#### [WORK TO COMPLETE]
Below are some records; retype all of them exactly.

#### [INFORMATION GIVEN]

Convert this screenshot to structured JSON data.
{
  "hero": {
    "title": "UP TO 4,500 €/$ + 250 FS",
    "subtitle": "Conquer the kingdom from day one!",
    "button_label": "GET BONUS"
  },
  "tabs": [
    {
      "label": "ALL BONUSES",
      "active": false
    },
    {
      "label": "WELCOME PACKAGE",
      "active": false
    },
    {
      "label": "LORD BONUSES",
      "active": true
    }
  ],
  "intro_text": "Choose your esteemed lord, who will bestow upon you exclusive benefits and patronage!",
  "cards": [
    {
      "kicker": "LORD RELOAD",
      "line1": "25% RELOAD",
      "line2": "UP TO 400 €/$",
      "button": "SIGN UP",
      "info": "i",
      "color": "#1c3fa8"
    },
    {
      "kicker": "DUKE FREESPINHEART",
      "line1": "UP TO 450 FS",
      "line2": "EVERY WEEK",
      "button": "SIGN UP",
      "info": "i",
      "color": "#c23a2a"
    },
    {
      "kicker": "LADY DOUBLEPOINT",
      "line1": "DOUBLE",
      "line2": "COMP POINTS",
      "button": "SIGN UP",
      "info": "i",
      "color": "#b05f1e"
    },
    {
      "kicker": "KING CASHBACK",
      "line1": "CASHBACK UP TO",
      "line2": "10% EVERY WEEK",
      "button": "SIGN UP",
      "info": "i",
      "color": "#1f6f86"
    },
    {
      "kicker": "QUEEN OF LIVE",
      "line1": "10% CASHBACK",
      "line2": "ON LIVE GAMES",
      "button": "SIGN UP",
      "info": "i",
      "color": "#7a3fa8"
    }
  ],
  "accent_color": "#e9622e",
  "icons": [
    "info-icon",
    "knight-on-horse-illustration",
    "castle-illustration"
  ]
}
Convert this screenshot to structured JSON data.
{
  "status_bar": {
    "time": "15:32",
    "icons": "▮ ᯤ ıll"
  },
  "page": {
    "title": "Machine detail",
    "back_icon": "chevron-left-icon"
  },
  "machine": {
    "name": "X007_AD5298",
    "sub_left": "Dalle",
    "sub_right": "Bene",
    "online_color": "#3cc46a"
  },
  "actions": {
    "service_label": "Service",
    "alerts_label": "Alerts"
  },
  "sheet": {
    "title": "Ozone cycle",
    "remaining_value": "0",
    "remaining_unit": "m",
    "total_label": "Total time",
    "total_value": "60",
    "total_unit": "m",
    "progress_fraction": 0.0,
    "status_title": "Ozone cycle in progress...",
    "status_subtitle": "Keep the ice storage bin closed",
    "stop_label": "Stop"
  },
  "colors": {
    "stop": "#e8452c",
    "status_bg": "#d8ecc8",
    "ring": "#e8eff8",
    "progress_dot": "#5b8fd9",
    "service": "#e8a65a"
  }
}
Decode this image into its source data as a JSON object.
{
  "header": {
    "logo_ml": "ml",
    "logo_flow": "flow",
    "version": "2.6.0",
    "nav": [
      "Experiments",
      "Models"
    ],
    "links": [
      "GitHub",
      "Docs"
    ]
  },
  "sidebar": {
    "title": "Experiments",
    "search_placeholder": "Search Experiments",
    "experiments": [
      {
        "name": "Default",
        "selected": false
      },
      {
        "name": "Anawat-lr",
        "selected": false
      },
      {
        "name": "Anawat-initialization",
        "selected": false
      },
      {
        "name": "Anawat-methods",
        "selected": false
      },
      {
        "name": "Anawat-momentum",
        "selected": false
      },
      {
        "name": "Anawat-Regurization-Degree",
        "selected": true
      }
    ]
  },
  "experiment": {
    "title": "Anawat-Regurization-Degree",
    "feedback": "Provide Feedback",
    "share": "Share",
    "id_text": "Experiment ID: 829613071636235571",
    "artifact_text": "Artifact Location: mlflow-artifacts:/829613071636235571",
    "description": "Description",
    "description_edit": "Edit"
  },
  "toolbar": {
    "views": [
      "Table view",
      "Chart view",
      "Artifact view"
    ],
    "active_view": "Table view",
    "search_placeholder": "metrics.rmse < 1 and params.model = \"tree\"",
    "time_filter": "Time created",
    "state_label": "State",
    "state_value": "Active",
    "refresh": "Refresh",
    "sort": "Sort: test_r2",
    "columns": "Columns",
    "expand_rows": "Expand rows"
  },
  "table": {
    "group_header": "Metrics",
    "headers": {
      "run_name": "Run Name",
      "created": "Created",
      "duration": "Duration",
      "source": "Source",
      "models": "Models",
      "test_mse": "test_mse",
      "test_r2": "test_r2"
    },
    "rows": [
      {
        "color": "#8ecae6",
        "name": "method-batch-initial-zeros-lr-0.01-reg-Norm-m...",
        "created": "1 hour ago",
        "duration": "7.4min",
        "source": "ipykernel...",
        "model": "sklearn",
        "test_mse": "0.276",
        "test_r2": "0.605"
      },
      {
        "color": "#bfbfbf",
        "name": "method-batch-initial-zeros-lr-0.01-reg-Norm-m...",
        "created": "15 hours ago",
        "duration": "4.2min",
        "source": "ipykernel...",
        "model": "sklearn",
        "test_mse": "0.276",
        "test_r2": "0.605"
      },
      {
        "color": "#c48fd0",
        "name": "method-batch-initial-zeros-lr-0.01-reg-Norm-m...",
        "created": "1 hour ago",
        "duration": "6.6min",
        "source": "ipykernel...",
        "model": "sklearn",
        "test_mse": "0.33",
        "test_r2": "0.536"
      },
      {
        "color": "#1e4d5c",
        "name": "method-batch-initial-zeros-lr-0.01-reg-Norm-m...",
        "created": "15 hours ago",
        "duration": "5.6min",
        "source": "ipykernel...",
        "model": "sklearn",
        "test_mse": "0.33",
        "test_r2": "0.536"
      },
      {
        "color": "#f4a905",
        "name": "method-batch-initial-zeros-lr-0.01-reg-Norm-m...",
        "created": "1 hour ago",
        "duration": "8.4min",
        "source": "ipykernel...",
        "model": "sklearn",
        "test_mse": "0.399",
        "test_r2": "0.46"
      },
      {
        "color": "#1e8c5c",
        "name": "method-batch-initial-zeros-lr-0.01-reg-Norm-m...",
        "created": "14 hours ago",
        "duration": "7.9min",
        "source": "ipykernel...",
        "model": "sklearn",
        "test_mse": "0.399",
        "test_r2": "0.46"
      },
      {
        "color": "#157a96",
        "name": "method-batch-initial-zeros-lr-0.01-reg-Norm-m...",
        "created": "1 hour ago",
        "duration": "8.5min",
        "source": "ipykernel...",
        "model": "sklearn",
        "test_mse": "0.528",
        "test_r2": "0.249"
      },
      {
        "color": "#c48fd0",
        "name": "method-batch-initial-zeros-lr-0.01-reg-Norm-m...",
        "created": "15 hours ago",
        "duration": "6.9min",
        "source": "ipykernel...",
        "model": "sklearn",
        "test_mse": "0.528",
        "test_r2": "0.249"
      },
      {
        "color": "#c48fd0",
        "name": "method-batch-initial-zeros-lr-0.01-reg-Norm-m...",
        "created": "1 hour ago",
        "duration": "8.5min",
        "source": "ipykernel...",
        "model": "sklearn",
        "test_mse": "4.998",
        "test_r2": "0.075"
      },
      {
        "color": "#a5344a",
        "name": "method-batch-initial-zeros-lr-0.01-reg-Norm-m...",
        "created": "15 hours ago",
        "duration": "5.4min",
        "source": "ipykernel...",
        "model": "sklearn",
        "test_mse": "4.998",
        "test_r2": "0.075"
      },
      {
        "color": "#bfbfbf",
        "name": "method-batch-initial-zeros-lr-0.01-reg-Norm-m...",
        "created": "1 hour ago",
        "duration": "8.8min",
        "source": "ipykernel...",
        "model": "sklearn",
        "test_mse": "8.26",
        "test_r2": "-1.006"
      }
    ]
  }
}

#### [EXERCISE SOLUTION]
Convert this screenshot to structured JSON data.
{
  "hero": {
    "title": "UP TO 4,500 €/$ + 250 FS",
    "subtitle": "Conquer the kingdom from day one!",
    "button_label": "GET BONUS"
  },
  "tabs": [
    {
      "label": "ALL BONUSES",
      "active": false
    },
    {
      "label": "WELCOME PACKAGE",
      "active": false
    },
    {
      "label": "LORD BONUSES",
      "active": true
    }
  ],
  "intro_text": "Choose your esteemed lord, who will bestow upon you exclusive benefits and patronage!",
  "cards": [
    {
      "kicker": "LORD RELOAD",
      "line1": "25% RELOAD",
      "line2": "UP TO 400 €/$",
      "button": "SIGN UP",
      "info": "i",
      "color": "#1c3fa8"
    },
    {
      "kicker": "DUKE FREESPINHEART",
      "line1": "UP TO 450 FS",
      "line2": "EVERY WEEK",
      "button": "SIGN UP",
      "info": "i",
      "color": "#c23a2a"
    },
    {
      "kicker": "LADY DOUBLEPOINT",
      "line1": "DOUBLE",
      "line2": "COMP POINTS",
      "button": "SIGN UP",
      "info": "i",
      "color": "#b05f1e"
    },
    {
      "kicker": "KING CASHBACK",
      "line1": "CASHBACK UP TO",
      "line2": "10% EVERY WEEK",
      "button": "SIGN UP",
      "info": "i",
      "color": "#1f6f86"
    },
    {
      "kicker": "QUEEN OF LIVE",
      "line1": "10% CASHBACK",
      "line2": "ON LIVE GAMES",
      "button": "SIGN UP",
      "info": "i",
      "color": "#7a3fa8"
    }
  ],
  "accent_color": "#e9622e",
  "icons": [
    "info-icon",
    "knight-on-horse-illustration",
    "castle-illustration"
  ]
}
Convert this screenshot to structured JSON data.
{
  "status_bar": {
    "time": "15:32",
    "icons": "▮ ᯤ ıll"
  },
  "page": {
    "title": "Machine detail",
    "back_icon": "chevron-left-icon"
  },
  "machine": {
    "name": "X007_AD5298",
    "sub_left": "Dalle",
    "sub_right": "Bene",
    "online_color": "#3cc46a"
  },
  "actions": {
    "service_label": "Service",
    "alerts_label": "Alerts"
  },
  "sheet": {
    "title": "Ozone cycle",
    "remaining_value": "0",
    "remaining_unit": "m",
    "total_label": "Total time",
    "total_value": "60",
    "total_unit": "m",
    "progress_fraction": 0.0,
    "status_title": "Ozone cycle in progress...",
    "status_subtitle": "Keep the ice storage bin closed",
    "stop_label": "Stop"
  },
  "colors": {
    "stop": "#e8452c",
    "status_bg": "#d8ecc8",
    "ring": "#e8eff8",
    "progress_dot": "#5b8fd9",
    "service": "#e8a65a"
  }
}
Decode this image into its source data as a JSON object.
{
  "header": {
    "logo_ml": "ml",
    "logo_flow": "flow",
    "version": "2.6.0",
    "nav": [
      "Experiments",
      "Models"
    ],
    "links": [
      "GitHub",
      "Docs"
    ]
  },
  "sidebar": {
    "title": "Experiments",
    "search_placeholder": "Search Experiments",
    "experiments": [
      {
        "name": "Default",
        "selected": false
      },
      {
        "name": "Anawat-lr",
        "selected": false
      },
      {
        "name": "Anawat-initialization",
        "selected": false
      },
      {
        "name": "Anawat-methods",
        "selected": false
      },
      {
        "name": "Anawat-momentum",
        "selected": false
      },
      {
        "name": "Anawat-Regurization-Degree",
        "selected": true
      }
    ]
  },
  "experiment": {
    "title": "Anawat-Regurization-Degree",
    "feedback": "Provide Feedback",
    "share": "Share",
    "id_text": "Experiment ID: 829613071636235571",
    "artifact_text": "Artifact Location: mlflow-artifacts:/829613071636235571",
    "description": "Description",
    "description_edit": "Edit"
  },
  "toolbar": {
    "views": [
      "Table view",
      "Chart view",
      "Artifact view"
    ],
    "active_view": "Table view",
    "search_placeholder": "metrics.rmse < 1 and params.model = \"tree\"",
    "time_filter": "Time created",
    "state_label": "State",
    "state_value": "Active",
    "refresh": "Refresh",
    "sort": "Sort: test_r2",
    "columns": "Columns",
    "expand_rows": "Expand rows"
  },
  "table": {
    "group_header": "Metrics",
    "headers": {
      "run_name": "Run Name",
      "created": "Created",
      "duration": "Duration",
      "source": "Source",
      "models": "Models",
      "test_mse": "test_mse",
      "test_r2": "test_r2"
    },
    "rows": [
      {
        "color": "#8ecae6",
        "name": "method-batch-initial-zeros-lr-0.01-reg-Norm-m...",
        "created": "1 hour ago",
        "duration": "7.4min",
        "source": "ipykernel...",
        "model": "sklearn",
        "test_mse": "0.276",
        "test_r2": "0.605"
      },
      {
        "color": "#bfbfbf",
        "name": "method-batch-initial-zeros-lr-0.01-reg-Norm-m...",
        "created": "15 hours ago",
        "duration": "4.2min",
        "source": "ipykernel...",
        "model": "sklearn",
        "test_mse": "0.276",
        "test_r2": "0.605"
      },
      {
        "color": "#c48fd0",
        "name": "method-batch-initial-zeros-lr-0.01-reg-Norm-m...",
        "created": "1 hour ago",
        "duration": "6.6min",
        "source": "ipykernel...",
        "model": "sklearn",
        "test_mse": "0.33",
        "test_r2": "0.536"
      },
      {
        "color": "#1e4d5c",
        "name": "method-batch-initial-zeros-lr-0.01-reg-Norm-m...",
        "created": "15 hours ago",
        "duration": "5.6min",
        "source": "ipykernel...",
        "model": "sklearn",
        "test_mse": "0.33",
        "test_r2": "0.536"
      },
      {
        "color": "#f4a905",
        "name": "method-batch-initial-zeros-lr-0.01-reg-Norm-m...",
        "created": "1 hour ago",
        "duration": "8.4min",
        "source": "ipykernel...",
        "model": "sklearn",
        "test_mse": "0.399",
        "test_r2": "0.46"
      },
      {
        "color": "#1e8c5c",
        "name": "method-batch-initial-zeros-lr-0.01-reg-Norm-m...",
        "created": "14 hours ago",
        "duration": "7.9min",
        "source": "ipykernel...",
        "model": "sklearn",
        "test_mse": "0.399",
        "test_r2": "0.46"
      },
      {
        "color": "#157a96",
        "name": "method-batch-initial-zeros-lr-0.01-reg-Norm-m...",
        "created": "1 hour ago",
        "duration": "8.5min",
        "source": "ipykernel...",
        "model": "sklearn",
        "test_mse": "0.528",
        "test_r2": "0.249"
      },
      {
        "color": "#c48fd0",
        "name": "method-batch-initial-zeros-lr-0.01-reg-Norm-m...",
        "created": "15 hours ago",
        "duration": "6.9min",
        "source": "ipykernel...",
        "model": "sklearn",
        "test_mse": "0.528",
        "test_r2": "0.249"
      },
      {
        "color": "#c48fd0",
        "name": "method-batch-initial-zeros-lr-0.01-reg-Norm-m...",
        "created": "1 hour ago",
        "duration": "8.5min",
        "source": "ipykernel...",
        "model": "sklearn",
        "test_mse": "4.998",
        "test_r2": "0.075"
      },
      {
        "color": "#a5344a",
        "name": "method-batch-initial-zeros-lr-0.01-reg-Norm-m...",
        "created": "15 hours ago",
        "duration": "5.4min",
        "source": "ipykernel...",
        "model": "sklearn",
        "test_mse": "4.998",
        "test_r2": "0.075"
      },
      {
        "color": "#bfbfbf",
        "name": "method-batch-initial-zeros-lr-0.01-reg-Norm-m...",
        "created": "1 hour ago",
        "duration": "8.8min",
        "source": "ipykernel...",
        "model": "sklearn",
        "test_mse": "8.26",
        "test_r2": "-1.006"
      }
    ]
  }
}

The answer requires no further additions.